> **Dataset excerpts**:
● ● ●
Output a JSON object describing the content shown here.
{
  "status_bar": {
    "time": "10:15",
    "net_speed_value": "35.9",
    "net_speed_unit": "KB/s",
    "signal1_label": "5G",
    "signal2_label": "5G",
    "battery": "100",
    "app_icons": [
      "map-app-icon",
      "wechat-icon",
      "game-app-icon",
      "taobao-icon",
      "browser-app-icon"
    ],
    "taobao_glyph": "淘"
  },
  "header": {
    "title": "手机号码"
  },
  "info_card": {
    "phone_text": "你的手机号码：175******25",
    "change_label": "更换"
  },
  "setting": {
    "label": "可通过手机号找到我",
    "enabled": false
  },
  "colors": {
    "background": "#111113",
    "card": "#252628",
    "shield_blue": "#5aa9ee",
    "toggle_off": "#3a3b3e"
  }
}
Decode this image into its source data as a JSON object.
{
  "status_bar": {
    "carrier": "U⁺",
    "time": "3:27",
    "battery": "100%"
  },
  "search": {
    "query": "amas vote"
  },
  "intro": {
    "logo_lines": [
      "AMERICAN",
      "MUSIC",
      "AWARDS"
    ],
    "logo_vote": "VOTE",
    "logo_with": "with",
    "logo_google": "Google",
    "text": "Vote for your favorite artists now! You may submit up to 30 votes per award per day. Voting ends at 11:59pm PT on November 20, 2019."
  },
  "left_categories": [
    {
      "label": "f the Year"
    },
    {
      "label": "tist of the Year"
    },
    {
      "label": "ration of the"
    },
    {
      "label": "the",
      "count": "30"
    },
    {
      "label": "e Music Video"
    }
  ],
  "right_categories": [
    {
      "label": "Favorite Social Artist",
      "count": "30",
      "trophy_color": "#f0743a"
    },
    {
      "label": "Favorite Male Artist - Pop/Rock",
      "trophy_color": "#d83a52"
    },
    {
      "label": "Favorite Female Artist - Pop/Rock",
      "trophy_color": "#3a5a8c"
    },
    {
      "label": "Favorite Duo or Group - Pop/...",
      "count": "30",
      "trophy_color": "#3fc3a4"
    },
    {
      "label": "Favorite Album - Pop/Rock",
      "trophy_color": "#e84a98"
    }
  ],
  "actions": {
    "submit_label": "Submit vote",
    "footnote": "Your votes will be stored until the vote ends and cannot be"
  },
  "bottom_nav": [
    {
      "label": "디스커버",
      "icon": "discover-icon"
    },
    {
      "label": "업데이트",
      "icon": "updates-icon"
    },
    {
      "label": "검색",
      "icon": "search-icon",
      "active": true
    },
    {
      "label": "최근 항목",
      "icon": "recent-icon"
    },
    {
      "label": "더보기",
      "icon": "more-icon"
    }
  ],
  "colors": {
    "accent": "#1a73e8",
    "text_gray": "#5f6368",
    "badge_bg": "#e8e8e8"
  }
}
● ● ●
Copy each line of the records above that carries the word "object".

> **Solution to the exercise**:
Output a JSON object describing the content shown here.
Decode this image into its source data as a JSON object.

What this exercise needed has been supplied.